### Given exercise
Lines that contain the string "τόσος" are to be copied; leave out all others.

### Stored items

____

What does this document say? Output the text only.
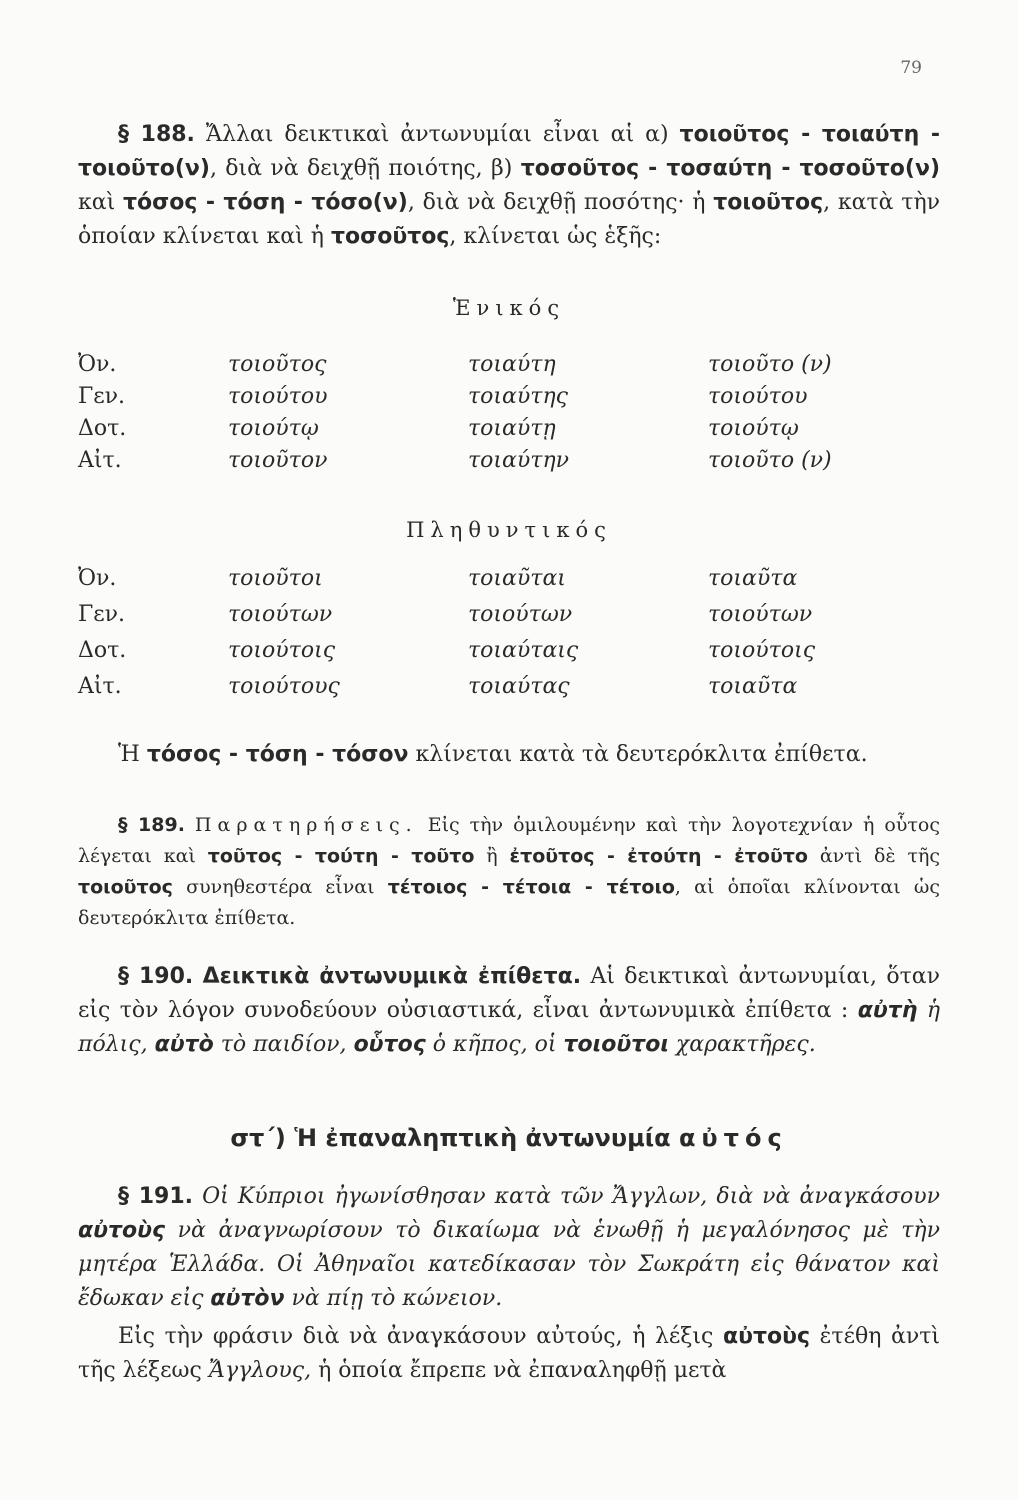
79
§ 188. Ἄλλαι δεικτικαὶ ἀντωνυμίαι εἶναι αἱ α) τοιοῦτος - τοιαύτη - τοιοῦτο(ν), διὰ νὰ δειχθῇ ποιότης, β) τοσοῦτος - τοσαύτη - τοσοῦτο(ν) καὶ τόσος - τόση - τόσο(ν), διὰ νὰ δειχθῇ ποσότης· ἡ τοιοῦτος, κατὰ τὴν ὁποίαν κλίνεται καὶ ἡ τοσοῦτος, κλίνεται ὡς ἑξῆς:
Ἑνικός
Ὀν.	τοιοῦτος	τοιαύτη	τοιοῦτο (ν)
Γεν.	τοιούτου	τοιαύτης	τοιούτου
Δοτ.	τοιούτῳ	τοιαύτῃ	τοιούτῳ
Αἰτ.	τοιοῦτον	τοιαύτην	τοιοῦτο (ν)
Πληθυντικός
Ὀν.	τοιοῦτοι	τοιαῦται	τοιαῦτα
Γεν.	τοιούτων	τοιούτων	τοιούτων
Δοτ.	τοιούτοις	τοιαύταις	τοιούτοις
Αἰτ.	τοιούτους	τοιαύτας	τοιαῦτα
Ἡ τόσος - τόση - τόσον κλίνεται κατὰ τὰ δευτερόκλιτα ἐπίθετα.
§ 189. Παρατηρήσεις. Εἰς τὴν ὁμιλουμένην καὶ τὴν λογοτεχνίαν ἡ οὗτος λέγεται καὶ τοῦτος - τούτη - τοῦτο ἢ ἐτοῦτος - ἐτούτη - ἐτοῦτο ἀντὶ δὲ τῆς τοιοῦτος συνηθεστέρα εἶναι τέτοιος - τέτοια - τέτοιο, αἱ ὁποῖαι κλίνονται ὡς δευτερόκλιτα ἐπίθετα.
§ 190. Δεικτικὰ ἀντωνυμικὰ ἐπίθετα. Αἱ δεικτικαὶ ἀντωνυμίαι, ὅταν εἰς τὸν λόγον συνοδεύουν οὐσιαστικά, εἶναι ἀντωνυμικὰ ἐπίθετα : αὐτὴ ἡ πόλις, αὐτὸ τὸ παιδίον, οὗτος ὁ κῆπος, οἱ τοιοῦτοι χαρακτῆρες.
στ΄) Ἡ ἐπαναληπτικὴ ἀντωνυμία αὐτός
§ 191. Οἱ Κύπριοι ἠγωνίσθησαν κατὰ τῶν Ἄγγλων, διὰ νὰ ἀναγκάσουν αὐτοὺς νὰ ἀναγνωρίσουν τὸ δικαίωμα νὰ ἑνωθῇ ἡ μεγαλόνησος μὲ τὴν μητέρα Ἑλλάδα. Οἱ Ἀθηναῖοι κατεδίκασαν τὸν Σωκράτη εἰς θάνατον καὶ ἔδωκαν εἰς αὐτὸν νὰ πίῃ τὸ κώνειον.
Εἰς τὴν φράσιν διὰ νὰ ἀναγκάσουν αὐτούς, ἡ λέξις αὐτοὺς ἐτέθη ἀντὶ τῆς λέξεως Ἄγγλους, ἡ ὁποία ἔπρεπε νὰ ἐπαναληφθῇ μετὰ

____

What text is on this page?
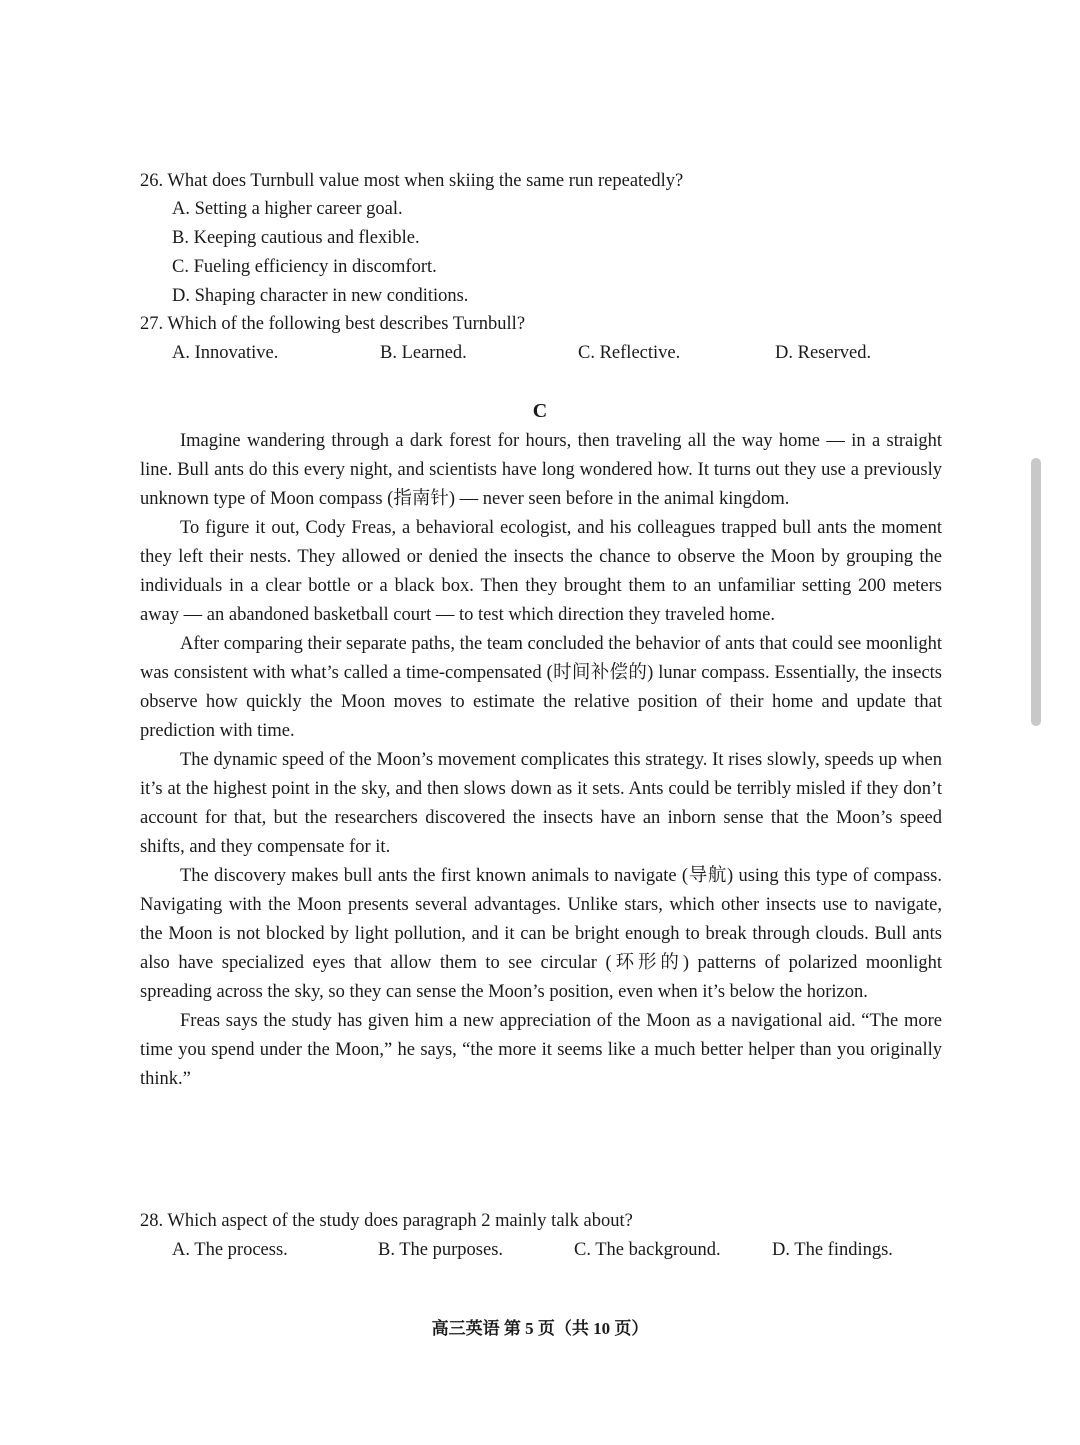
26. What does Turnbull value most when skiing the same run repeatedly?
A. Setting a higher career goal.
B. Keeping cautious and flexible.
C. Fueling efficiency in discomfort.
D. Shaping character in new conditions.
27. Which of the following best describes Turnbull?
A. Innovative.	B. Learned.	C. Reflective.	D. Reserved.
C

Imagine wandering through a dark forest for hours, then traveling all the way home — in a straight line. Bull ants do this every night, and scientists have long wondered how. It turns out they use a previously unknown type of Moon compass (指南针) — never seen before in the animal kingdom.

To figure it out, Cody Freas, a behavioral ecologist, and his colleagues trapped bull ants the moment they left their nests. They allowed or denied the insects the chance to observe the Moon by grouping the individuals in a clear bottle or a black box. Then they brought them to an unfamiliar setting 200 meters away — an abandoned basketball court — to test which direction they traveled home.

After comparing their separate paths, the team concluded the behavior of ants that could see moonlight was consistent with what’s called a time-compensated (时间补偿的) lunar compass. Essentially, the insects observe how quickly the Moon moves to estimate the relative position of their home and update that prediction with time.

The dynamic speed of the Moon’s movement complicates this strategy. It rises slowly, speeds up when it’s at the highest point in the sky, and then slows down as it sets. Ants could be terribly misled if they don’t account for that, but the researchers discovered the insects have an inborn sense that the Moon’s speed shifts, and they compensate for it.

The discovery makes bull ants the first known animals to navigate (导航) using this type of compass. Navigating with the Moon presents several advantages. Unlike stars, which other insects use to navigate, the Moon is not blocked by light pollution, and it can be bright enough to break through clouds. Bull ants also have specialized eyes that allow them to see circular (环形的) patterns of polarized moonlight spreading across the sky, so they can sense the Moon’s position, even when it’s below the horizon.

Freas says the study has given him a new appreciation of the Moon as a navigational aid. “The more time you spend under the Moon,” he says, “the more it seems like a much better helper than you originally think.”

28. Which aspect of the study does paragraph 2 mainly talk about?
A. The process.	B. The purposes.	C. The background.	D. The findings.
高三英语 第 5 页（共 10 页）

____

### Solution to this exercise
§ 188. Ἄλλαι δεικτικαὶ ἀντωνυμίαι εἶναι αἱ α) τοιοῦτος - τοιαύτη - τοιοῦτο(ν), διὰ νὰ δειχθῇ ποιότης, β) τοσοῦτος - τοσαύτη - τοσοῦτο(ν) καὶ τόσος - τόση - τόσο(ν), διὰ νὰ δειχθῇ ποσότης· ἡ τοιοῦτος, κατὰ τὴν ὁποίαν κλίνεται καὶ ἡ τοσοῦτος, κλίνεται ὡς ἑξῆς:
Ἡ τόσος - τόση - τόσον κλίνεται κατὰ τὰ δευτερόκλιτα ἐπίθετα.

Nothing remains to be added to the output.